## 課題の目的 1
提示テキストで名前が挙がっている人物は誰ですか。全員を挙げてください。
## 課題の目的 2
提示テキストから、「Appleのスティーブ・ジョ」で始まり「レーショナル・アートが目立ってきました。」で終わる部分を一字一句違えずに書き写してください。
++++ 提示テキスト ++++
(※写真はイメージです/PIXTA)

Appleのスティーブ・ジョブズが、文字のアートであるカリグラフィーをプロダクトに活かしていたことは有名だ。マーク・ザッカーバーグがCEOをつとめるFacebook本社オフィスはウォールアートで埋め尽くされている。こうしたシリコンバレーのイノベーターたちがアートをたしなんでいたことから、アートとビジネスの関係性はますます注目されているが、実際、アートとビジネスは、深いところで響き合っているという。ビジネスマンは現代アートとどう向き合っていけばいいのかを明らかにする。本連載は練馬区美術館の館長・秋元雄史著『アート思考』(プレジデント社)の一部を抜粋し、編集したものです。

観客とのコミュニケーションを重視したアートとは

■参加型のリレーショナル・アート

 

1990年代になると、見るだけではなく、寝転がる、食べるなど、作品と観客とのコミュニケーションを重視する、参加型のリレーショナル・アートが目立ってきました。

 

特にユニークなのは、ブエノスアイレス生まれのタイ人アーティスト、リクリット・ティラバーニャのリレーショナル・アートです。
++++ データ抜粋 ++++
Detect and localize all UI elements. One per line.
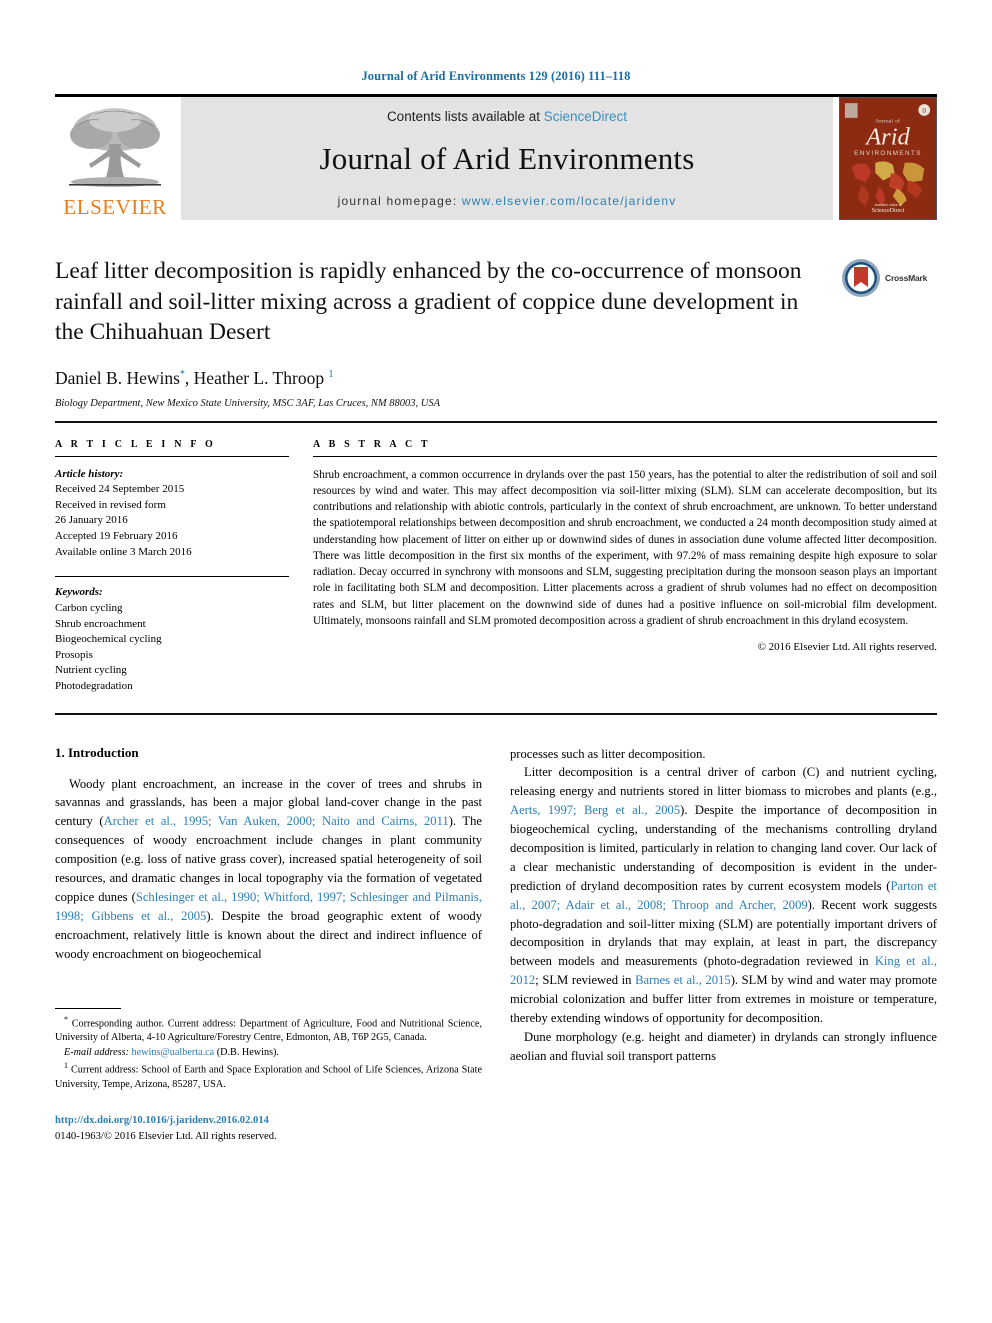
history-item: 26 January 2016 <box>55 514 128 527</box>
journal-masthead: ELSEVIER Contents lists available at Sci… <box>55 97 937 220</box>
abstract-rule <box>313 455 937 457</box>
text-run: (D.B. Hewins). <box>214 1046 279 1058</box>
text-run: ; SLM reviewed in <box>535 973 636 988</box>
keywords-rule <box>55 576 289 578</box>
text-run: Current address: School of Earth and Spa… <box>55 1064 482 1091</box>
author-separator: , <box>184 367 194 388</box>
page-title: Leaf litter decomposition is rapidly enh… <box>55 258 802 346</box>
abstract-column: A B S T R A C T Shrub encroachment, a co… <box>313 439 937 695</box>
journal-homepage-line: journal homepage: www.elsevier.com/locat… <box>338 194 677 208</box>
intro-paragraph-right-2: Dune morphology (e.g. height and diamete… <box>510 1029 937 1063</box>
title-block: Leaf litter decomposition is rapidly enh… <box>55 256 937 348</box>
history-item: Received 24 September 2015 <box>55 483 185 496</box>
sciencedirect-link[interactable]: ScienceDirect <box>544 109 627 124</box>
abstract-text: Shrub encroachment, a common occurrence … <box>313 468 937 627</box>
rule-below-abstract <box>55 712 937 715</box>
cover-sciencedirect-label: ScienceDirect <box>872 208 905 214</box>
keyword-item: Biogeochemical cycling <box>55 633 162 646</box>
keyword-item: Carbon cycling <box>55 601 123 614</box>
intro-paragraph-right-continued: processes such as litter decomposition. <box>510 746 706 761</box>
citation-link[interactable]: Archer et al., 1995; Van Auken, 2000; Na… <box>104 814 449 828</box>
author-2-marker[interactable]: 1 <box>328 369 333 380</box>
elsevier-tree-icon <box>69 108 161 187</box>
crossmark-badge[interactable]: CrossMark <box>841 256 937 298</box>
author-list: Daniel B. Hewins*, Heather L. Throop 1 <box>55 368 937 389</box>
contents-prefix: Contents lists available at <box>386 109 544 124</box>
footnote-corresponding-author: * Corresponding author. Current address:… <box>55 1014 482 1046</box>
article-info-column: A R T I C L E I N F O Article history: R… <box>55 439 313 695</box>
keyword-item: Photodegradation <box>55 679 133 692</box>
keywords-label: Keywords: <box>55 586 103 599</box>
svg-text:0: 0 <box>923 108 927 115</box>
section-heading-introduction: 1. Introduction <box>55 744 139 760</box>
history-item: Available online 3 March 2016 <box>55 545 192 558</box>
paper-page: Journal of Arid Environments 129 (2016) … <box>0 0 992 1323</box>
citation-link[interactable]: Aerts, 1997; Berg et al., 2005 <box>510 803 680 817</box>
email-link[interactable]: hewins@ualberta.ca <box>132 1047 215 1058</box>
keyword-item: Prosopis <box>55 648 93 661</box>
text-run: Corresponding author. Current address: D… <box>55 1017 482 1044</box>
journal-cover-art: 0 Journal of Arid ENVIRONMENTS Available… <box>840 98 936 219</box>
article-history-label: Article history: <box>55 467 124 480</box>
email-label: E-mail address: <box>64 1046 129 1058</box>
rule-below-affiliation <box>55 420 937 423</box>
author-name-2: Heather L. Throop <box>193 367 325 388</box>
homepage-url-link[interactable]: www.elsevier.com/locate/jaridenv <box>462 194 676 208</box>
abstract-copyright: © 2016 Elsevier Ltd. All rights reserved… <box>757 640 937 653</box>
footnote-rule <box>55 1007 121 1009</box>
homepage-prefix: journal homepage: <box>337 194 462 208</box>
footnotes-block: * Corresponding author. Current address:… <box>55 1007 482 1145</box>
intro-paragraph-right-1: Litter decomposition is a central driver… <box>510 763 937 1027</box>
keywords-block: Keywords: Carbon cycling Shrub encroachm… <box>55 585 289 694</box>
citation-link[interactable]: Barnes et al., 2015 <box>635 973 731 987</box>
text-run: Litter decomposition is a central driver… <box>510 765 937 799</box>
footnote-current-address: 1 Current address: School of Earth and S… <box>55 1060 482 1092</box>
info-abstract-row: A R T I C L E I N F O Article history: R… <box>55 439 937 695</box>
body-columns: 1. Introduction Woody plant encroachment… <box>55 745 937 1145</box>
abstract-heading: A B S T R A C T <box>313 438 431 450</box>
svg-text:Arid: Arid <box>864 123 910 150</box>
svg-text:ENVIRONMENTS: ENVIRONMENTS <box>854 150 922 157</box>
contents-available-line: Contents lists available at ScienceDirec… <box>387 109 627 124</box>
keyword-item: Shrub encroachment <box>55 617 146 630</box>
article-history-block: Article history: Received 24 September 2… <box>55 467 289 561</box>
affiliation: Biology Department, New Mexico State Uni… <box>55 397 441 409</box>
issn-copyright-line: 0140-1963/© 2016 Elsevier Ltd. All right… <box>55 1130 277 1142</box>
intro-paragraph-left: Woody plant encroachment, an increase in… <box>55 775 482 964</box>
footnote-email: E-mail address: hewins@ualberta.ca (D.B.… <box>55 1046 482 1060</box>
author-name-1: Daniel B. Hewins <box>55 367 180 388</box>
crossmark-icon <box>842 259 880 297</box>
doi-block: http://dx.doi.org/10.1016/j.jaridenv.201… <box>55 1113 482 1145</box>
body-column-left: 1. Introduction Woody plant encroachment… <box>55 745 482 1145</box>
svg-text:Available online at: Available online at <box>875 203 902 207</box>
crossmark-label: CrossMark <box>885 273 928 283</box>
article-info-rule <box>55 455 289 457</box>
keyword-item: Nutrient cycling <box>55 664 127 677</box>
journal-cover-thumbnail[interactable]: 0 Journal of Arid ENVIRONMENTS Available… <box>839 97 937 220</box>
elsevier-wordmark: ELSEVIER <box>63 195 167 219</box>
masthead-center: Contents lists available at ScienceDirec… <box>181 97 833 220</box>
title-text-wrap: Leaf litter decomposition is rapidly enh… <box>55 256 841 348</box>
article-info-heading: A R T I C L E I N F O <box>55 438 216 450</box>
journal-title: Journal of Arid Environments <box>319 141 695 176</box>
body-column-right: processes such as litter decomposition. … <box>510 745 937 1145</box>
elsevier-logo: ELSEVIER <box>55 97 175 220</box>
history-item: Received in revised form <box>55 498 166 511</box>
running-head: Journal of Arid Environments 129 (2016) … <box>361 69 631 83</box>
history-item: Accepted 19 February 2016 <box>55 530 178 543</box>
doi-link[interactable]: http://dx.doi.org/10.1016/j.jaridenv.201… <box>55 1113 482 1129</box>
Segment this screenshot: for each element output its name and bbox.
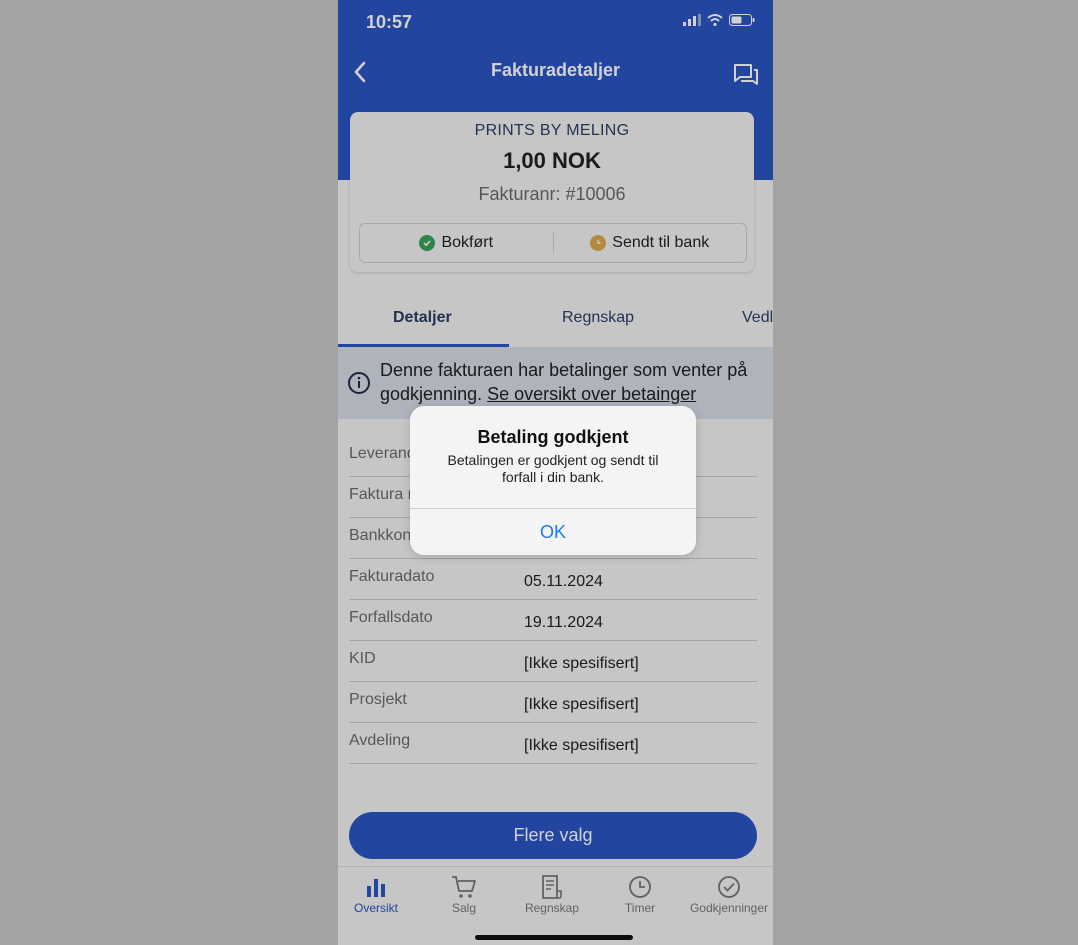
alert-message: Betalingen er godkjent og sendt til forf…: [447, 452, 659, 485]
payment-approved-alert: Betaling godkjent Betalingen er godkjent…: [410, 406, 696, 555]
alert-ok-button[interactable]: OK: [410, 509, 696, 555]
alert-title: Betaling godkjent: [477, 427, 629, 447]
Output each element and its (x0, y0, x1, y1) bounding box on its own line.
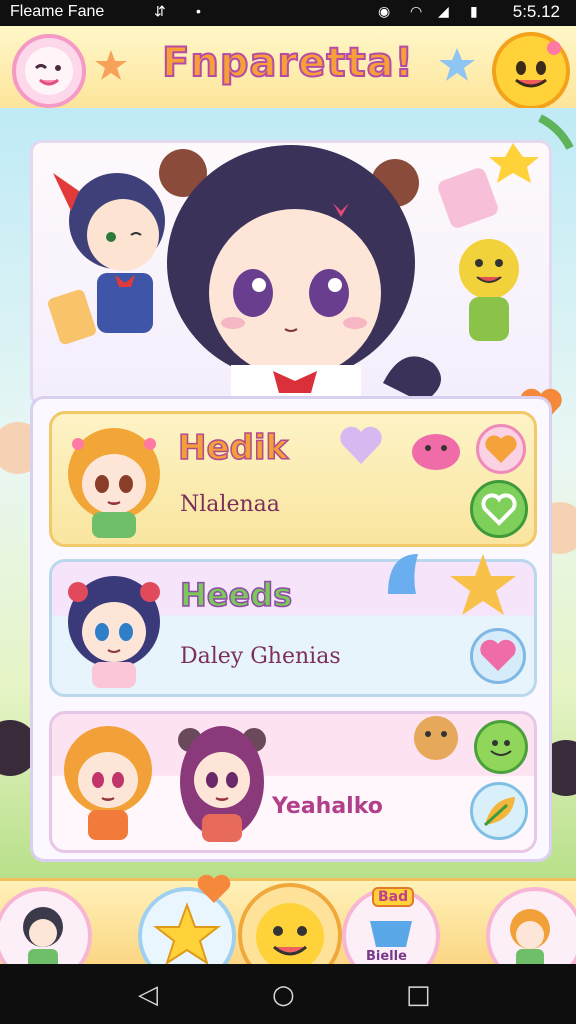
item-subtitle: Nlalenaa (180, 492, 280, 517)
app-header: Fnparetta! (0, 26, 576, 111)
item-title: Hedik (177, 427, 289, 469)
cell-signal-icon: ◢ (438, 3, 449, 19)
list-item[interactable]: Heeds Daley Ghenias (49, 554, 537, 697)
list-item[interactable]: Yeahalko (49, 711, 537, 853)
character-avatar (68, 428, 160, 538)
character-list-panel: Hedik Nlalenaa Heeds Daley Ghenias Yeaha… (30, 396, 552, 862)
heart-icon (340, 426, 382, 464)
character-avatar (178, 726, 266, 842)
nav-badge-label: Bielle (366, 949, 407, 964)
signal-arrow-icon: ⇵ (154, 3, 166, 19)
featured-character-card[interactable] (30, 140, 552, 406)
status-bar: Fleame Fane ⇵ • ◉ ◠ ◢ ▮ 5:5.12 (0, 0, 576, 26)
back-icon[interactable]: ◁ (138, 980, 158, 1010)
heart-button[interactable] (476, 424, 526, 474)
character-avatar (64, 726, 152, 840)
heart-button[interactable] (470, 628, 526, 684)
app-title: Fnparetta! (161, 39, 414, 87)
emoji-button[interactable] (470, 480, 528, 538)
nav-badge: Bad (372, 887, 415, 907)
item-subtitle: Yeahalko (272, 794, 383, 819)
item-subtitle: Daley Ghenias (180, 644, 341, 669)
emoji-button[interactable] (474, 720, 528, 774)
star-icon (439, 48, 475, 81)
bear-icon (414, 716, 458, 760)
system-navigation-bar: ◁ ○ □ (0, 964, 576, 1024)
vibrate-icon: ◉ (378, 3, 391, 19)
recents-icon[interactable]: □ (406, 980, 431, 1010)
featured-characters-illustration (48, 143, 539, 403)
heart-icon (197, 874, 231, 903)
wifi-icon: ◠ (410, 3, 423, 19)
bird-icon (388, 554, 418, 594)
item-title: Heeds (179, 575, 293, 615)
bottom-navigation: Bad Bielle (0, 874, 576, 987)
battery-icon: ▮ (470, 3, 478, 19)
clock: 5:5.12 (512, 2, 560, 21)
carrier-label: Fleame Fane (10, 3, 105, 20)
leaf-button[interactable] (470, 782, 528, 840)
smile-face-icon[interactable] (492, 32, 570, 110)
star-icon (450, 554, 516, 615)
dot-icon: • (196, 3, 201, 19)
pink-creature-icon (412, 434, 460, 470)
home-icon[interactable]: ○ (272, 980, 295, 1010)
list-item[interactable]: Hedik Nlalenaa (49, 411, 537, 547)
character-avatar (68, 576, 160, 688)
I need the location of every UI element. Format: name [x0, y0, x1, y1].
++++
## 記述式解答 1
スティーブ・ジョブズ、マーク・ザッカーバーグ、秋元雄史、リクリット・ティラバーニャ

## 記述式解答 2
Appleのスティーブ・ジョブズが、文字のアートであるカリグラフィーをプロダクトに活かしていたことは有名だ。マーク・ザッカーバーグがCEOをつとめるFacebook本社オフィスはウォールアートで埋め尽くされている。こうしたシリコンバレーのイノベーターたちがアートをたしなんでいたことから、アートとビジネスの関係性はますます注目されているが、実際、アートとビジネスは、深いところで響き合っているという。ビジネスマンは現代アートとどう向き合っていけばいいのかを明らかにする。本連載は練馬区美術館の館長・秋元雄史著『アート思考』(プレジデント社)の一部を抜粋し、編集したものです。

観客とのコミュニケーションを重視したアートとは

■参加型のリレーショナル・アート

 

1990年代になると、見るだけではなく、寝転がる、食べるなど、作品と観客とのコミュニケーションを重視する、参加型のリレーショナル・アートが目立ってきました。